— Direction —
Keep the pictures out of the copy and repeat the records exactly.

━━ Input

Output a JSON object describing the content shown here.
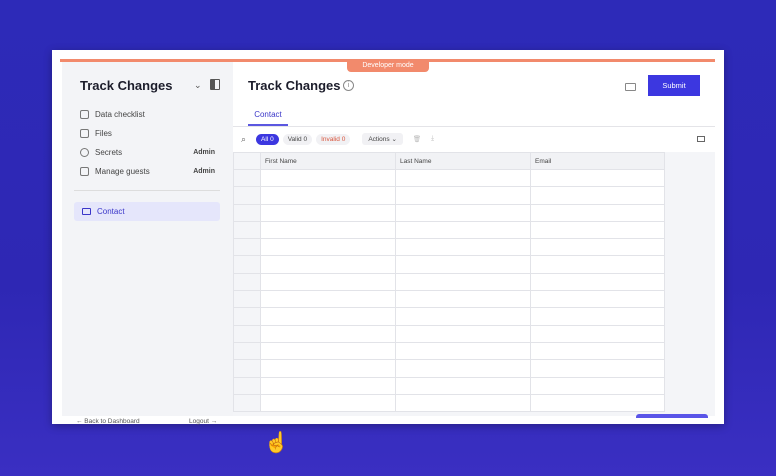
{
  "banner": "Developer mode",
  "sidebar": {
    "title": "Track Changes",
    "items": [
      {
        "label": "Data checklist",
        "badge": ""
      },
      {
        "label": "Files",
        "badge": ""
      },
      {
        "label": "Secrets",
        "badge": "Admin"
      },
      {
        "label": "Manage guests",
        "badge": "Admin"
      }
    ],
    "sheet": "Contact",
    "back": "← Back to Dashboard",
    "logout": "Logout →"
  },
  "header": {
    "title": "Track Changes",
    "info": "i",
    "submit": "Submit"
  },
  "tabs": [
    "Contact"
  ],
  "filters": {
    "all": "All 0",
    "valid": "Valid 0",
    "invalid": "Invalid 0",
    "actions": "Actions ⌄"
  },
  "table": {
    "columns": [
      "First Name",
      "Last Name",
      "Email"
    ]
  },
  "colors": {
    "accent": "#3c37e0",
    "banner": "#f28a6c"
  }
}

━━━━

— Reply —
Output a JSON object describing the content shown here.
{
  "banner": "Developer mode",
  "sidebar": {
    "title": "Track Changes",
    "items": [
      {
        "label": "Data checklist",
        "badge": ""
      },
      {
        "label": "Files",
        "badge": ""
      },
      {
        "label": "Secrets",
        "badge": "Admin"
      },
      {
        "label": "Manage guests",
        "badge": "Admin"
      }
    ],
    "sheet": "Contact",
    "back": "← Back to Dashboard",
    "logout": "Logout →"
  },
  "header": {
    "title": "Track Changes",
    "info": "i",
    "submit": "Submit"
  },
  "tabs": [
    "Contact"
  ],
  "filters": {
    "all": "All 0",
    "valid": "Valid 0",
    "invalid": "Invalid 0",
    "actions": "Actions ⌄"
  },
  "table": {
    "columns": [
      "First Name",
      "Last Name",
      "Email"
    ]
  },
  "colors": {
    "accent": "#3c37e0",
    "banner": "#f28a6c"
  }
}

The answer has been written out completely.